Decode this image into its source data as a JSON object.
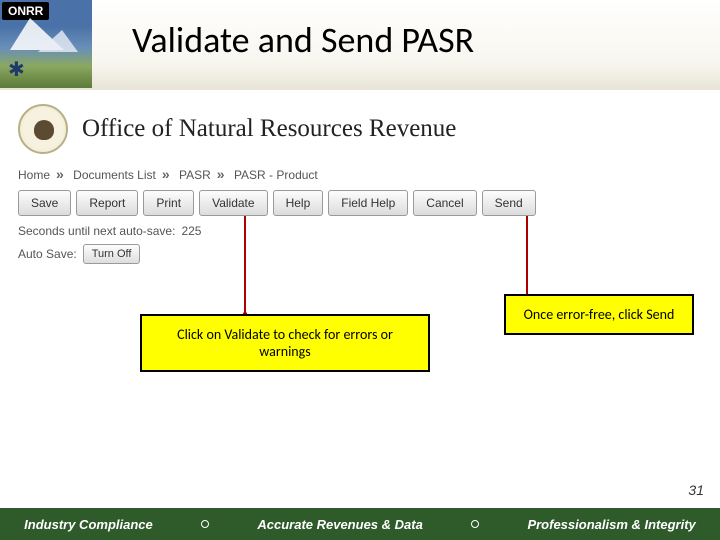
{
  "header": {
    "logo_text": "ONRR",
    "title": "Validate and Send PASR"
  },
  "app": {
    "office_title": "Office of Natural Resources Revenue",
    "breadcrumb": [
      "Home",
      "Documents List",
      "PASR",
      "PASR - Product"
    ],
    "buttons": {
      "save": "Save",
      "report": "Report",
      "print": "Print",
      "validate": "Validate",
      "help": "Help",
      "field_help": "Field Help",
      "cancel": "Cancel",
      "send": "Send"
    },
    "autosave_label": "Seconds until next auto-save:",
    "autosave_seconds": "225",
    "autosave_toggle_label": "Auto Save:",
    "autosave_toggle_btn": "Turn Off"
  },
  "callouts": {
    "validate": "Click on Validate to check for errors or warnings",
    "send": "Once error-free, click Send"
  },
  "footer": {
    "a": "Industry Compliance",
    "b": "Accurate Revenues & Data",
    "c": "Professionalism & Integrity"
  },
  "page_number": "31"
}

——————————

All of the entries need to be transcribed word for word; pictures are left out.

Decode this image into its source data as a JSON object.
{
  "header": {
    "logo_text": "ONRR",
    "title": "Validate and Send PASR"
  },
  "app": {
    "office_title": "Office of Natural Resources Revenue",
    "breadcrumb": [
      "Home",
      "Documents List",
      "PASR",
      "PASR - Product"
    ],
    "buttons": {
      "save": "Save",
      "report": "Report",
      "print": "Print",
      "validate": "Validate",
      "help": "Help",
      "field_help": "Field Help",
      "cancel": "Cancel",
      "send": "Send"
    },
    "autosave_label": "Seconds until next auto-save:",
    "autosave_seconds": "225",
    "autosave_toggle_label": "Auto Save:",
    "autosave_toggle_btn": "Turn Off"
  },
  "callouts": {
    "validate": "Click on Validate to check for errors or warnings",
    "send": "Once error-free, click Send"
  },
  "footer": {
    "a": "Industry Compliance",
    "b": "Accurate Revenues & Data",
    "c": "Professionalism & Integrity"
  },
  "page_number": "31"
}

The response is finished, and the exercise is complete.